- **THE REQUEST**
Exactly as given, repeat all of the entries.

- **MATERIAL SHOWN**
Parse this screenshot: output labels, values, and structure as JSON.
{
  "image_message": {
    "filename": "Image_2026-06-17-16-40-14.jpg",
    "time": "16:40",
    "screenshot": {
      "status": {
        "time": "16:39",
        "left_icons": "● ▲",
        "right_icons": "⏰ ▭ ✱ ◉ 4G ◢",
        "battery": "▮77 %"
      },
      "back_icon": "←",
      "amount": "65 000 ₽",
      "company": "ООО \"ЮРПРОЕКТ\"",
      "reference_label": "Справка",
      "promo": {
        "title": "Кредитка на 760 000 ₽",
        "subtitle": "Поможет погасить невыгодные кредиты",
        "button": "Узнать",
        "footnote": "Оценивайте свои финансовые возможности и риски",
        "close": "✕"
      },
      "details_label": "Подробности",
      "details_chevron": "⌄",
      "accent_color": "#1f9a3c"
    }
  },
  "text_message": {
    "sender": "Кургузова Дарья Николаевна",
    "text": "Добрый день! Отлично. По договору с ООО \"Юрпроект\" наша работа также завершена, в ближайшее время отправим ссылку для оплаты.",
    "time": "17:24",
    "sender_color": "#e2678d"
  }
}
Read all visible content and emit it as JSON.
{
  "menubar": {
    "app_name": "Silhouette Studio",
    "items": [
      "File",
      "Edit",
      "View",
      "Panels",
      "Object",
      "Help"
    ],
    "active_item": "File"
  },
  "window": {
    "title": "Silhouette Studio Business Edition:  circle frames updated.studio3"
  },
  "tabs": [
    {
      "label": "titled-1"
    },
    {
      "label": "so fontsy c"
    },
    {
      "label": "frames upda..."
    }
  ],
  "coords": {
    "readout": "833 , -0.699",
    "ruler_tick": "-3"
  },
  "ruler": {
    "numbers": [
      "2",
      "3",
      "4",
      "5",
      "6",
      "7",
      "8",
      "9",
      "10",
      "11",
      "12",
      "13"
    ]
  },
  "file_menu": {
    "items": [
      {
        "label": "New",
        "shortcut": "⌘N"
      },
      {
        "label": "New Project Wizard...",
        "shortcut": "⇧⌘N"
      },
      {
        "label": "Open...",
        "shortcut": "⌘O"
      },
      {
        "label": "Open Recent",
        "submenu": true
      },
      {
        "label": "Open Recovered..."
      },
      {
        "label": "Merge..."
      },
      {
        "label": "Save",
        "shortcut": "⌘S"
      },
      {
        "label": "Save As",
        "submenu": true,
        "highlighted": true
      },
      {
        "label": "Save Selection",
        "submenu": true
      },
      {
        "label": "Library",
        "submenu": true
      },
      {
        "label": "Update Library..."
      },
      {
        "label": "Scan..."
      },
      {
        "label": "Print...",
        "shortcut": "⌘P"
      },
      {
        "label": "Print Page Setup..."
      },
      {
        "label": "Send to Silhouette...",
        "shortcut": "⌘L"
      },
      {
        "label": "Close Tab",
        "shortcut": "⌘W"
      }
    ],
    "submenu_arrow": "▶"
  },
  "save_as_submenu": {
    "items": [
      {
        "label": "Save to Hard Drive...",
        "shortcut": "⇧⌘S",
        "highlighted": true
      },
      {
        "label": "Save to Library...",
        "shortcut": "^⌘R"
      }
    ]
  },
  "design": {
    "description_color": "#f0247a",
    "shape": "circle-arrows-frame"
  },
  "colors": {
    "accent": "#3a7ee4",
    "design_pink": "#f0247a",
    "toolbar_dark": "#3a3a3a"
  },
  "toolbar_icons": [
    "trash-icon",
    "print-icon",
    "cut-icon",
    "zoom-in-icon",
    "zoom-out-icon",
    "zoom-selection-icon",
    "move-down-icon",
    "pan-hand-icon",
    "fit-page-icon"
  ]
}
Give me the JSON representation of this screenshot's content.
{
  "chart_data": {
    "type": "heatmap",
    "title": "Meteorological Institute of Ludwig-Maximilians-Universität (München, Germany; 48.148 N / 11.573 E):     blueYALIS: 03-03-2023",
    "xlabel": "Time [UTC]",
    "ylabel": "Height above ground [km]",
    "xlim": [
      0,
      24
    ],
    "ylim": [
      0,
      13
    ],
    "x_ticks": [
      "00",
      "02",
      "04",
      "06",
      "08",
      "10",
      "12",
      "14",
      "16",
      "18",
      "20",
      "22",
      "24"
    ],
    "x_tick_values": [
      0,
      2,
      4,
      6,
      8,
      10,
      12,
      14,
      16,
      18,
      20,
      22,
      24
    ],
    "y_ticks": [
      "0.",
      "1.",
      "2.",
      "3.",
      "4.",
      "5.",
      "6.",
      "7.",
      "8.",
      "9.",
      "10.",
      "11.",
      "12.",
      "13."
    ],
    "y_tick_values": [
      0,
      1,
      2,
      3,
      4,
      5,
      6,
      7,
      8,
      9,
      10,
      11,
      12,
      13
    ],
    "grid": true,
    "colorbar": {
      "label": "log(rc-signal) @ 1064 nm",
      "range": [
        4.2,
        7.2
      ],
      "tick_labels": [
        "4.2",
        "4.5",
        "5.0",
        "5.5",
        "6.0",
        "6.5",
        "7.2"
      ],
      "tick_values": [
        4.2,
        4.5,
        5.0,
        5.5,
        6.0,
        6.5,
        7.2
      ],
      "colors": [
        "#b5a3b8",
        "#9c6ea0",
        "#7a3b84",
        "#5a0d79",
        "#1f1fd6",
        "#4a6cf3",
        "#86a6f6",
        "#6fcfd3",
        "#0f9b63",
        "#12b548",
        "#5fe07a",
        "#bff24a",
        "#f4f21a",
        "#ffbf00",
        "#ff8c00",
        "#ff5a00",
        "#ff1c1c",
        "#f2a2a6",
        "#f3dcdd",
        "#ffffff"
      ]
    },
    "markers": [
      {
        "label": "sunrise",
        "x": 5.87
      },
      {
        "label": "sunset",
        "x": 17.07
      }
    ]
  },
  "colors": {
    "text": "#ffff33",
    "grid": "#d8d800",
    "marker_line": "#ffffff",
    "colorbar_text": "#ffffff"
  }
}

- **COMPLETED TASK**
Parse this screenshot: output labels, values, and structure as JSON.
{
  "image_message": {
    "filename": "Image_2026-06-17-16-40-14.jpg",
    "time": "16:40",
    "screenshot": {
      "status": {
        "time": "16:39",
        "left_icons": "● ▲",
        "right_icons": "⏰ ▭ ✱ ◉ 4G ◢",
        "battery": "▮77 %"
      },
      "back_icon": "←",
      "amount": "65 000 ₽",
      "company": "ООО \"ЮРПРОЕКТ\"",
      "reference_label": "Справка",
      "promo": {
        "title": "Кредитка на 760 000 ₽",
        "subtitle": "Поможет погасить невыгодные кредиты",
        "button": "Узнать",
        "footnote": "Оценивайте свои финансовые возможности и риски",
        "close": "✕"
      },
      "details_label": "Подробности",
      "details_chevron": "⌄",
      "accent_color": "#1f9a3c"
    }
  },
  "text_message": {
    "sender": "Кургузова Дарья Николаевна",
    "text": "Добрый день! Отлично. По договору с ООО \"Юрпроект\" наша работа также завершена, в ближайшее время отправим ссылку для оплаты.",
    "time": "17:24",
    "sender_color": "#e2678d"
  }
}
Read all visible content and emit it as JSON.
{
  "menubar": {
    "app_name": "Silhouette Studio",
    "items": [
      "File",
      "Edit",
      "View",
      "Panels",
      "Object",
      "Help"
    ],
    "active_item": "File"
  },
  "window": {
    "title": "Silhouette Studio Business Edition:  circle frames updated.studio3"
  },
  "tabs": [
    {
      "label": "titled-1"
    },
    {
      "label": "so fontsy c"
    },
    {
      "label": "frames upda..."
    }
  ],
  "coords": {
    "readout": "833 , -0.699",
    "ruler_tick": "-3"
  },
  "ruler": {
    "numbers": [
      "2",
      "3",
      "4",
      "5",
      "6",
      "7",
      "8",
      "9",
      "10",
      "11",
      "12",
      "13"
    ]
  },
  "file_menu": {
    "items": [
      {
        "label": "New",
        "shortcut": "⌘N"
      },
      {
        "label": "New Project Wizard...",
        "shortcut": "⇧⌘N"
      },
      {
        "label": "Open...",
        "shortcut": "⌘O"
      },
      {
        "label": "Open Recent",
        "submenu": true
      },
      {
        "label": "Open Recovered..."
      },
      {
        "label": "Merge..."
      },
      {
        "label": "Save",
        "shortcut": "⌘S"
      },
      {
        "label": "Save As",
        "submenu": true,
        "highlighted": true
      },
      {
        "label": "Save Selection",
        "submenu": true
      },
      {
        "label": "Library",
        "submenu": true
      },
      {
        "label": "Update Library..."
      },
      {
        "label": "Scan..."
      },
      {
        "label": "Print...",
        "shortcut": "⌘P"
      },
      {
        "label": "Print Page Setup..."
      },
      {
        "label": "Send to Silhouette...",
        "shortcut": "⌘L"
      },
      {
        "label": "Close Tab",
        "shortcut": "⌘W"
      }
    ],
    "submenu_arrow": "▶"
  },
  "save_as_submenu": {
    "items": [
      {
        "label": "Save to Hard Drive...",
        "shortcut": "⇧⌘S",
        "highlighted": true
      },
      {
        "label": "Save to Library...",
        "shortcut": "^⌘R"
      }
    ]
  },
  "design": {
    "description_color": "#f0247a",
    "shape": "circle-arrows-frame"
  },
  "colors": {
    "accent": "#3a7ee4",
    "design_pink": "#f0247a",
    "toolbar_dark": "#3a3a3a"
  },
  "toolbar_icons": [
    "trash-icon",
    "print-icon",
    "cut-icon",
    "zoom-in-icon",
    "zoom-out-icon",
    "zoom-selection-icon",
    "move-down-icon",
    "pan-hand-icon",
    "fit-page-icon"
  ]
}
Give me the JSON representation of this screenshot's content.
{
  "chart_data": {
    "type": "heatmap",
    "title": "Meteorological Institute of Ludwig-Maximilians-Universität (München, Germany; 48.148 N / 11.573 E):     blueYALIS: 03-03-2023",
    "xlabel": "Time [UTC]",
    "ylabel": "Height above ground [km]",
    "xlim": [
      0,
      24
    ],
    "ylim": [
      0,
      13
    ],
    "x_ticks": [
      "00",
      "02",
      "04",
      "06",
      "08",
      "10",
      "12",
      "14",
      "16",
      "18",
      "20",
      "22",
      "24"
    ],
    "x_tick_values": [
      0,
      2,
      4,
      6,
      8,
      10,
      12,
      14,
      16,
      18,
      20,
      22,
      24
    ],
    "y_ticks": [
      "0.",
      "1.",
      "2.",
      "3.",
      "4.",
      "5.",
      "6.",
      "7.",
      "8.",
      "9.",
      "10.",
      "11.",
      "12.",
      "13."
    ],
    "y_tick_values": [
      0,
      1,
      2,
      3,
      4,
      5,
      6,
      7,
      8,
      9,
      10,
      11,
      12,
      13
    ],
    "grid": true,
    "colorbar": {
      "label": "log(rc-signal) @ 1064 nm",
      "range": [
        4.2,
        7.2
      ],
      "tick_labels": [
        "4.2",
        "4.5",
        "5.0",
        "5.5",
        "6.0",
        "6.5",
        "7.2"
      ],
      "tick_values": [
        4.2,
        4.5,
        5.0,
        5.5,
        6.0,
        6.5,
        7.2
      ],
      "colors": [
        "#b5a3b8",
        "#9c6ea0",
        "#7a3b84",
        "#5a0d79",
        "#1f1fd6",
        "#4a6cf3",
        "#86a6f6",
        "#6fcfd3",
        "#0f9b63",
        "#12b548",
        "#5fe07a",
        "#bff24a",
        "#f4f21a",
        "#ffbf00",
        "#ff8c00",
        "#ff5a00",
        "#ff1c1c",
        "#f2a2a6",
        "#f3dcdd",
        "#ffffff"
      ]
    },
    "markers": [
      {
        "label": "sunrise",
        "x": 5.87
      },
      {
        "label": "sunset",
        "x": 17.07
      }
    ]
  },
  "colors": {
    "text": "#ffff33",
    "grid": "#d8d800",
    "marker_line": "#ffffff",
    "colorbar_text": "#ffffff"
  }
}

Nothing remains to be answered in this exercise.